**** Source data ****

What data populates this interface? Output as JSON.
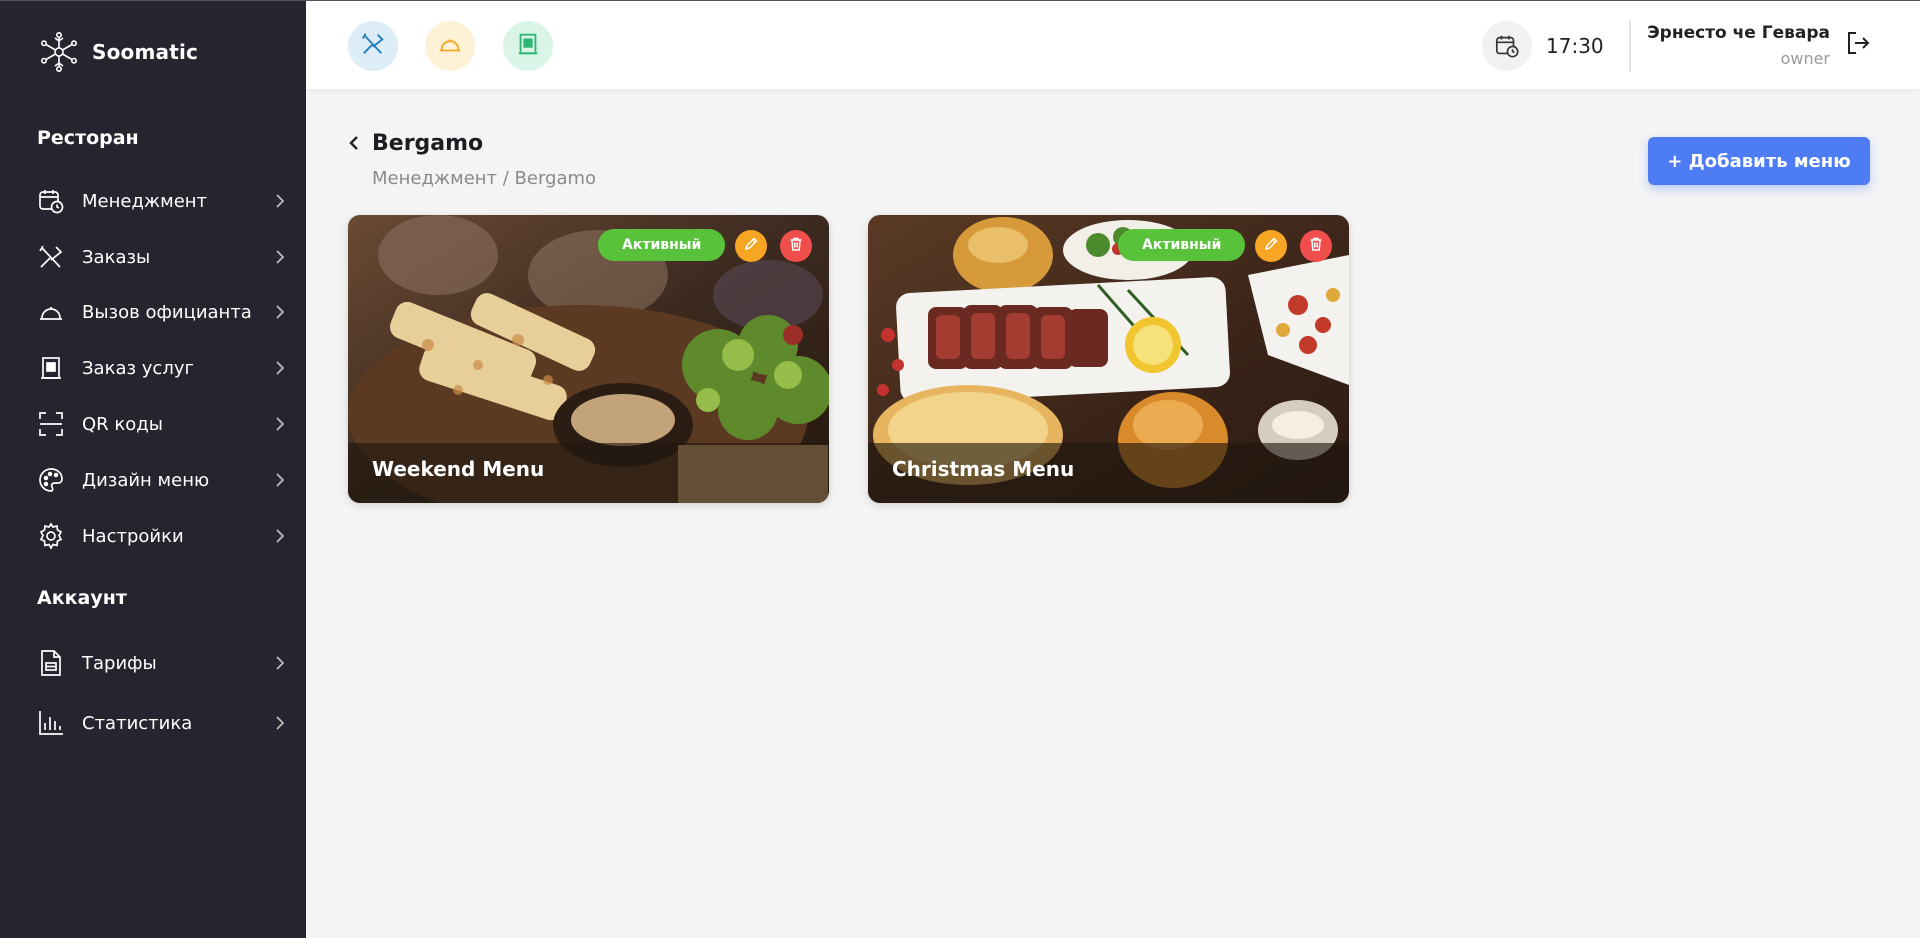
{
  "brand": {
    "name": "Soomatic"
  },
  "sidebar": {
    "section_restaurant": "Ресторан",
    "section_account": "Аккаунт",
    "items": [
      {
        "label": "Менеджмент",
        "icon": "calendar-clock-icon"
      },
      {
        "label": "Заказы",
        "icon": "fork-knife-icon"
      },
      {
        "label": "Вызов официанта",
        "icon": "cloche-icon"
      },
      {
        "label": "Заказ услуг",
        "icon": "service-icon"
      },
      {
        "label": "QR коды",
        "icon": "qr-scan-icon"
      },
      {
        "label": "Дизайн меню",
        "icon": "palette-icon"
      },
      {
        "label": "Настройки",
        "icon": "gear-icon"
      }
    ],
    "account_items": [
      {
        "label": "Тарифы",
        "icon": "document-icon"
      },
      {
        "label": "Статистика",
        "icon": "bar-chart-icon"
      }
    ]
  },
  "header": {
    "quick_actions": [
      {
        "icon": "fork-knife-icon",
        "color": "#1f7fc0",
        "bg": "#dcedf8"
      },
      {
        "icon": "cloche-icon",
        "color": "#f6a623",
        "bg": "#fdf1d6"
      },
      {
        "icon": "service-icon",
        "color": "#2bb673",
        "bg": "#daf5e8"
      }
    ],
    "time": "17:30",
    "user_name": "Эрнесто че Гевара",
    "user_role": "owner"
  },
  "page": {
    "title": "Bergamo",
    "breadcrumb_parent": "Менеджмент",
    "breadcrumb_sep": " / ",
    "breadcrumb_current": "Bergamo",
    "add_button": "+ Добавить меню"
  },
  "menus": [
    {
      "name": "Weekend Menu",
      "status": "Активный"
    },
    {
      "name": "Christmas Menu",
      "status": "Активный"
    }
  ],
  "colors": {
    "sidebar_bg": "#25252f",
    "accent": "#4d7cf5",
    "active_badge": "#58c33a",
    "edit": "#f6a623",
    "delete": "#f04d4d"
  }
}
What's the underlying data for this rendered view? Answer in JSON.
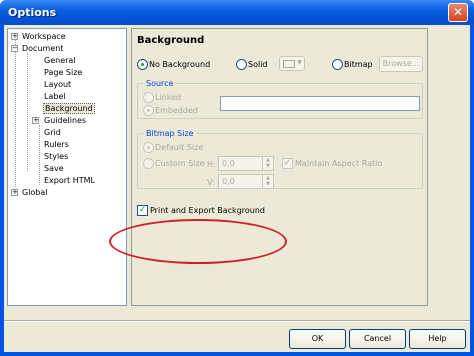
{
  "window": {
    "title": "Options",
    "close_symbol": "✕"
  },
  "tree": {
    "items": [
      {
        "label": "Workspace",
        "expander": "+"
      },
      {
        "label": "Document",
        "expander": "−"
      },
      {
        "label": "General"
      },
      {
        "label": "Page Size"
      },
      {
        "label": "Layout"
      },
      {
        "label": "Label"
      },
      {
        "label": "Background",
        "selected": true
      },
      {
        "label": "Guidelines",
        "expander": "+"
      },
      {
        "label": "Grid"
      },
      {
        "label": "Rulers"
      },
      {
        "label": "Styles"
      },
      {
        "label": "Save"
      },
      {
        "label": "Export HTML"
      },
      {
        "label": "Global",
        "expander": "+"
      }
    ]
  },
  "panel": {
    "title": "Background",
    "bg_type": {
      "no_background": "No Background",
      "solid": "Solid",
      "bitmap": "Bitmap",
      "browse": "Browse...",
      "selected": "no_background"
    },
    "source": {
      "title": "Source",
      "linked": "Linked",
      "embedded": "Embedded",
      "path_value": ""
    },
    "bitmap_size": {
      "title": "Bitmap Size",
      "default_size": "Default Size",
      "custom_size": "Custom Size",
      "h_label": "H:",
      "v_label": "V:",
      "h_value": "0,0",
      "v_value": "0,0",
      "maintain_aspect": "Maintain Aspect Ratio"
    },
    "print_export": {
      "label": "Print and Export Background",
      "checked": true
    }
  },
  "buttons": {
    "ok": "OK",
    "cancel": "Cancel",
    "help": "Help"
  },
  "colors": {
    "highlight": "#d0202a",
    "title_bar": "#0054e3",
    "group_title": "#0046d5"
  }
}
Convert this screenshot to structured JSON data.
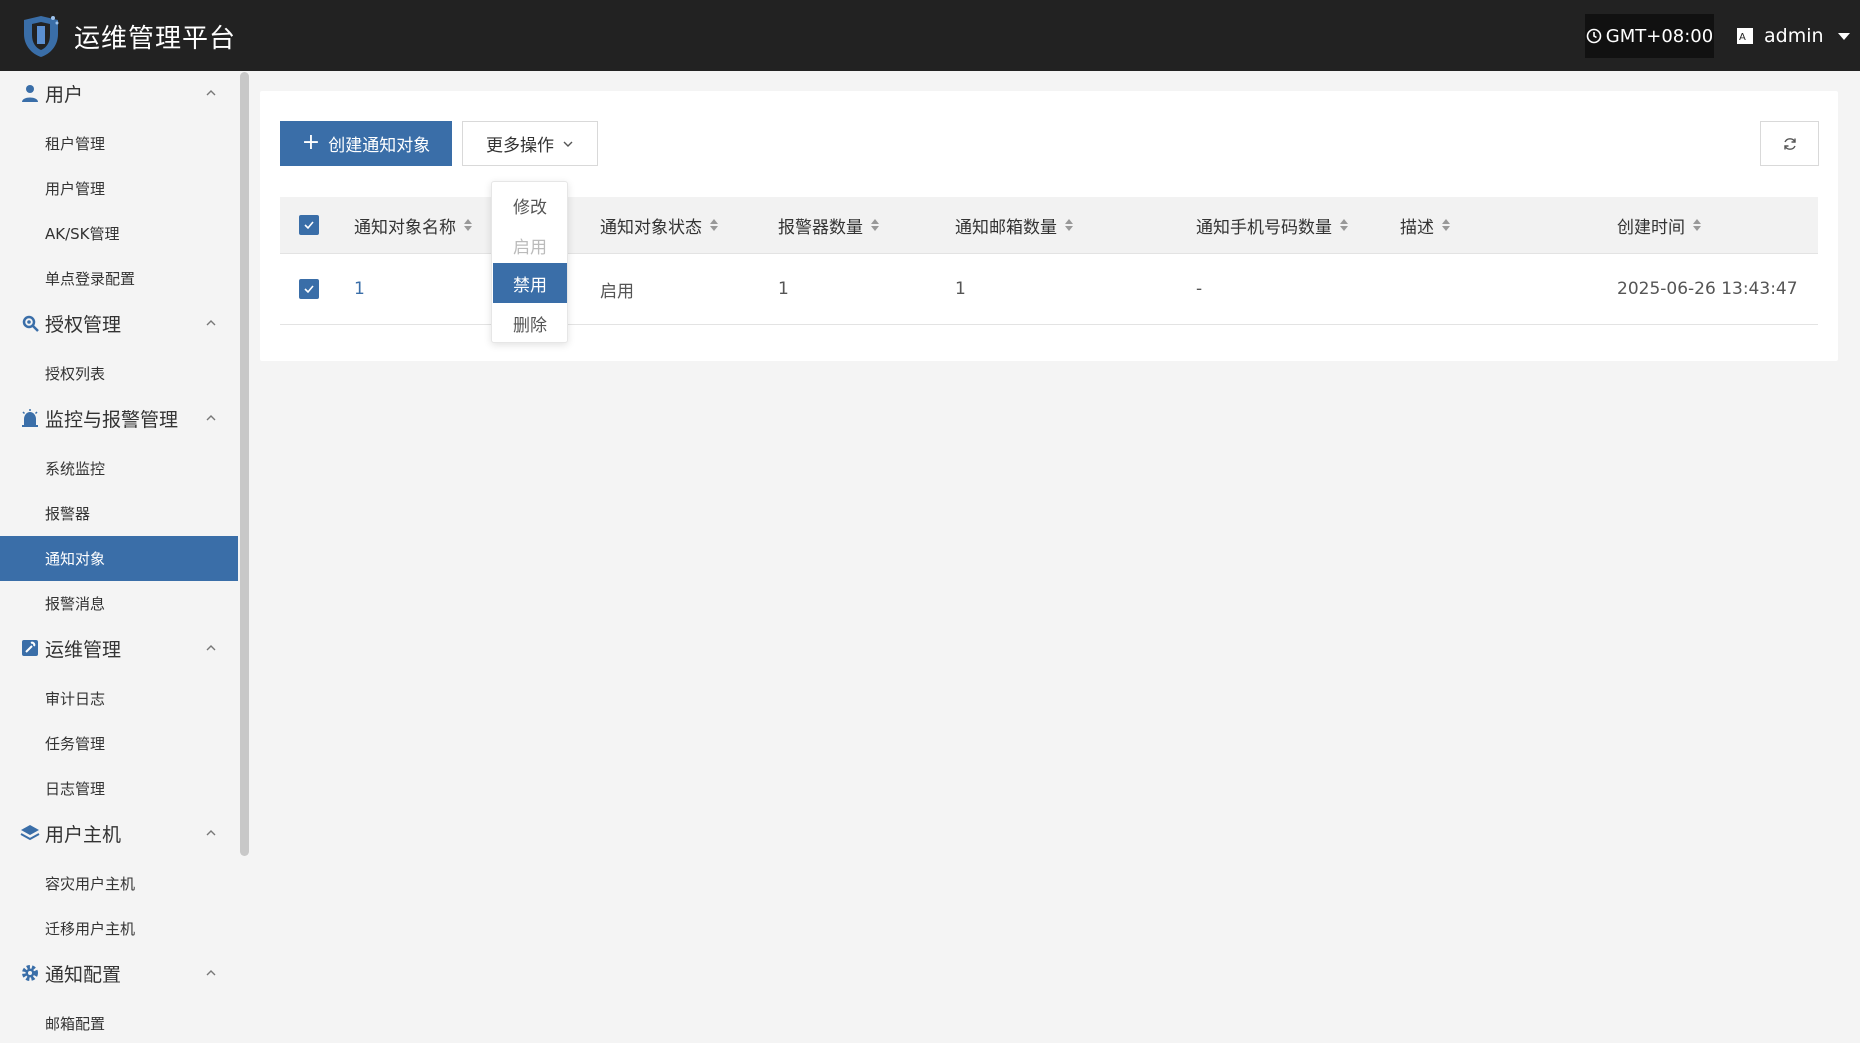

****

Aim >>
In the entries above, find lines with "selected" and copy each.

Result for this task >>
        "selected": true
      "selected": "no_background"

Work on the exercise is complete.